Dataset:
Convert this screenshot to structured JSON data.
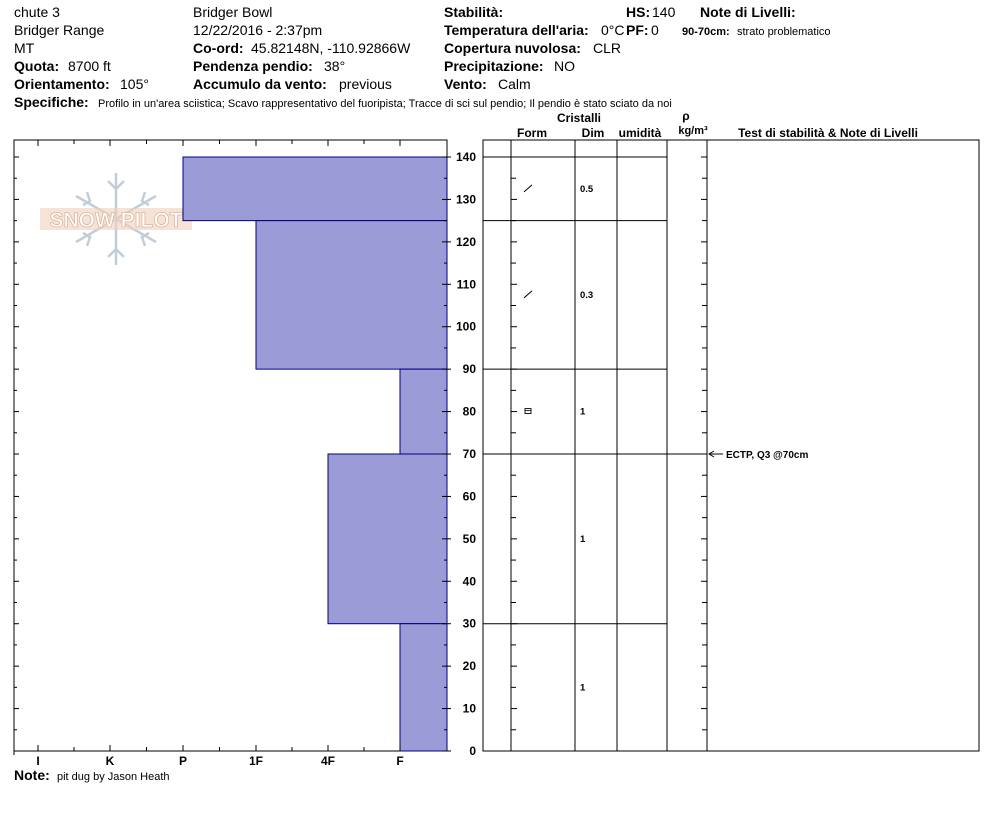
{
  "header": {
    "location_name": "chute 3",
    "range": "Bridger Range",
    "state": "MT",
    "elevation_label": "Quota:",
    "elevation_value": "8700 ft",
    "aspect_label": "Orientamento:",
    "aspect_value": "105°",
    "area": "Bridger Bowl",
    "datetime": "12/22/2016 - 2:37pm",
    "coord_label": "Co-ord:",
    "coord_value": "45.82148N, -110.92866W",
    "slope_label": "Pendenza pendio:",
    "slope_value": "38°",
    "wind_load_label": "Accumulo da vento:",
    "wind_load_value": "previous",
    "stability_label": "Stabilità:",
    "stability_value": "",
    "air_temp_label": "Temperatura dell'aria:",
    "air_temp_value": "0°C",
    "sky_label": "Copertura nuvolosa:",
    "sky_value": "CLR",
    "precip_label": "Precipitazione:",
    "precip_value": "NO",
    "wind_label": "Vento:",
    "wind_value": "Calm",
    "hs_label": "HS:",
    "hs_value": "140",
    "pf_label": "PF:",
    "pf_value": "0",
    "layer_notes_label": "Note di Livelli:",
    "layer_note_range": "90-70cm:",
    "layer_note_text": "strato problematico",
    "specifics_label": "Specifiche:",
    "specifics_text": "Profilo in un'area sciistica; Scavo rappresentativo del fuoripista; Tracce di sci sul pendio; Il pendio è stato sciato da noi"
  },
  "footer": {
    "note_label": "Note:",
    "note_text": "pit dug by Jason Heath"
  },
  "logo": {
    "text": "SNOW PILOT"
  },
  "columns": {
    "crystals": "Cristalli",
    "form": "Form",
    "dim": "Dim",
    "moisture": "umidità",
    "density_symbol": "ρ",
    "density_unit": "kg/m³",
    "tests": "Test di stabilità & Note di Livelli"
  },
  "chart_data": {
    "type": "bar",
    "orientation": "horizontal-steps",
    "ylim": [
      0,
      140
    ],
    "yticks": [
      0,
      10,
      20,
      30,
      40,
      50,
      60,
      70,
      80,
      90,
      100,
      110,
      120,
      130,
      140
    ],
    "hardness_scale": [
      "I",
      "K",
      "P",
      "1F",
      "4F",
      "F"
    ],
    "layers": [
      {
        "top": 140,
        "bottom": 125,
        "hardness": "P",
        "form": "decomposing",
        "dim": "0.5"
      },
      {
        "top": 125,
        "bottom": 90,
        "hardness": "1F",
        "form": "decomposing",
        "dim": "0.3"
      },
      {
        "top": 90,
        "bottom": 70,
        "hardness": "F",
        "form": "faceted",
        "dim": "1"
      },
      {
        "top": 70,
        "bottom": 30,
        "hardness": "4F",
        "form": "",
        "dim": "1"
      },
      {
        "top": 30,
        "bottom": 0,
        "hardness": "F",
        "form": "",
        "dim": "1"
      }
    ],
    "tests": [
      {
        "depth": 70,
        "label": "ECTP, Q3 @70cm"
      }
    ],
    "fill_color": "#9b9bd7",
    "line_color": "#000080"
  }
}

Problem description:
Copy out the data above exactly, except the pictures.

Written answer:
Convert this screenshot to structured JSON data.
{
  "header": {
    "location_name": "chute 3",
    "range": "Bridger Range",
    "state": "MT",
    "elevation_label": "Quota:",
    "elevation_value": "8700 ft",
    "aspect_label": "Orientamento:",
    "aspect_value": "105°",
    "area": "Bridger Bowl",
    "datetime": "12/22/2016 - 2:37pm",
    "coord_label": "Co-ord:",
    "coord_value": "45.82148N, -110.92866W",
    "slope_label": "Pendenza pendio:",
    "slope_value": "38°",
    "wind_load_label": "Accumulo da vento:",
    "wind_load_value": "previous",
    "stability_label": "Stabilità:",
    "stability_value": "",
    "air_temp_label": "Temperatura dell'aria:",
    "air_temp_value": "0°C",
    "sky_label": "Copertura nuvolosa:",
    "sky_value": "CLR",
    "precip_label": "Precipitazione:",
    "precip_value": "NO",
    "wind_label": "Vento:",
    "wind_value": "Calm",
    "hs_label": "HS:",
    "hs_value": "140",
    "pf_label": "PF:",
    "pf_value": "0",
    "layer_notes_label": "Note di Livelli:",
    "layer_note_range": "90-70cm:",
    "layer_note_text": "strato problematico",
    "specifics_label": "Specifiche:",
    "specifics_text": "Profilo in un'area sciistica; Scavo rappresentativo del fuoripista; Tracce di sci sul pendio; Il pendio è stato sciato da noi"
  },
  "footer": {
    "note_label": "Note:",
    "note_text": "pit dug by Jason Heath"
  },
  "logo": {
    "text": "SNOW PILOT"
  },
  "columns": {
    "crystals": "Cristalli",
    "form": "Form",
    "dim": "Dim",
    "moisture": "umidità",
    "density_symbol": "ρ",
    "density_unit": "kg/m³",
    "tests": "Test di stabilità & Note di Livelli"
  },
  "chart_data": {
    "type": "bar",
    "orientation": "horizontal-steps",
    "ylim": [
      0,
      140
    ],
    "yticks": [
      0,
      10,
      20,
      30,
      40,
      50,
      60,
      70,
      80,
      90,
      100,
      110,
      120,
      130,
      140
    ],
    "hardness_scale": [
      "I",
      "K",
      "P",
      "1F",
      "4F",
      "F"
    ],
    "layers": [
      {
        "top": 140,
        "bottom": 125,
        "hardness": "P",
        "form": "decomposing",
        "dim": "0.5"
      },
      {
        "top": 125,
        "bottom": 90,
        "hardness": "1F",
        "form": "decomposing",
        "dim": "0.3"
      },
      {
        "top": 90,
        "bottom": 70,
        "hardness": "F",
        "form": "faceted",
        "dim": "1"
      },
      {
        "top": 70,
        "bottom": 30,
        "hardness": "4F",
        "form": "",
        "dim": "1"
      },
      {
        "top": 30,
        "bottom": 0,
        "hardness": "F",
        "form": "",
        "dim": "1"
      }
    ],
    "tests": [
      {
        "depth": 70,
        "label": "ECTP, Q3 @70cm"
      }
    ],
    "fill_color": "#9b9bd7",
    "line_color": "#000080"
  }
}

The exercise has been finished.